== To be done ==
Return the records in full, exactly as given.

Extracted records:
## Begin
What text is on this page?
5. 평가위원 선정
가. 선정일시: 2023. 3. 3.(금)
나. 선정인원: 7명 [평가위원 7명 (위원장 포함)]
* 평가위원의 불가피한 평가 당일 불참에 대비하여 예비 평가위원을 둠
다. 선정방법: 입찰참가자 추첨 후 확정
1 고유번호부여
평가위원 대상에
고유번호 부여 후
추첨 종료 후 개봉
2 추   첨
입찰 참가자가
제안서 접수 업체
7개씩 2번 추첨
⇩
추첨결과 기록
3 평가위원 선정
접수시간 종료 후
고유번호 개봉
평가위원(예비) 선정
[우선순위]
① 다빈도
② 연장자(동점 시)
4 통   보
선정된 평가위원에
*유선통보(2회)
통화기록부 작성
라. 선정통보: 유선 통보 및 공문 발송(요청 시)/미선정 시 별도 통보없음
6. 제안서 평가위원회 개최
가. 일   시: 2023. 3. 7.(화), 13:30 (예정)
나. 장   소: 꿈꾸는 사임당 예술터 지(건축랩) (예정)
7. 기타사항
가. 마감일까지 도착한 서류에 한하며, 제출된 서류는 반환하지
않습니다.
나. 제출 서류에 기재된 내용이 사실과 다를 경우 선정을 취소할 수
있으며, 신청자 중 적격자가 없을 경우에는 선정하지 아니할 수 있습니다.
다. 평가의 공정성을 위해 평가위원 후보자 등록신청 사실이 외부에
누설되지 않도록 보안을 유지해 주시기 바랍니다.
## End
== Exercise output ==
What text is on this page?
5. 평가위원 선정
가. 선정일시: 2023. 3. 3.(금)
나. 선정인원: 7명 [평가위원 7명 (위원장 포함)]
* 평가위원의 불가피한 평가 당일 불참에 대비하여 예비 평가위원을 둠
다. 선정방법: 입찰참가자 추첨 후 확정
1 고유번호부여
평가위원 대상에
고유번호 부여 후
추첨 종료 후 개봉
2 추   첨
입찰 참가자가
제안서 접수 업체
7개씩 2번 추첨
⇩
추첨결과 기록
3 평가위원 선정
접수시간 종료 후
고유번호 개봉
평가위원(예비) 선정
[우선순위]
① 다빈도
② 연장자(동점 시)
4 통   보
선정된 평가위원에
*유선통보(2회)
통화기록부 작성
라. 선정통보: 유선 통보 및 공문 발송(요청 시)/미선정 시 별도 통보없음
6. 제안서 평가위원회 개최
가. 일   시: 2023. 3. 7.(화), 13:30 (예정)
나. 장   소: 꿈꾸는 사임당 예술터 지(건축랩) (예정)
7. 기타사항
가. 마감일까지 도착한 서류에 한하며, 제출된 서류는 반환하지
않습니다.
나. 제출 서류에 기재된 내용이 사실과 다를 경우 선정을 취소할 수
있으며, 신청자 중 적격자가 없을 경우에는 선정하지 아니할 수 있습니다.
다. 평가의 공정성을 위해 평가위원 후보자 등록신청 사실이 외부에
누설되지 않도록 보안을 유지해 주시기 바랍니다.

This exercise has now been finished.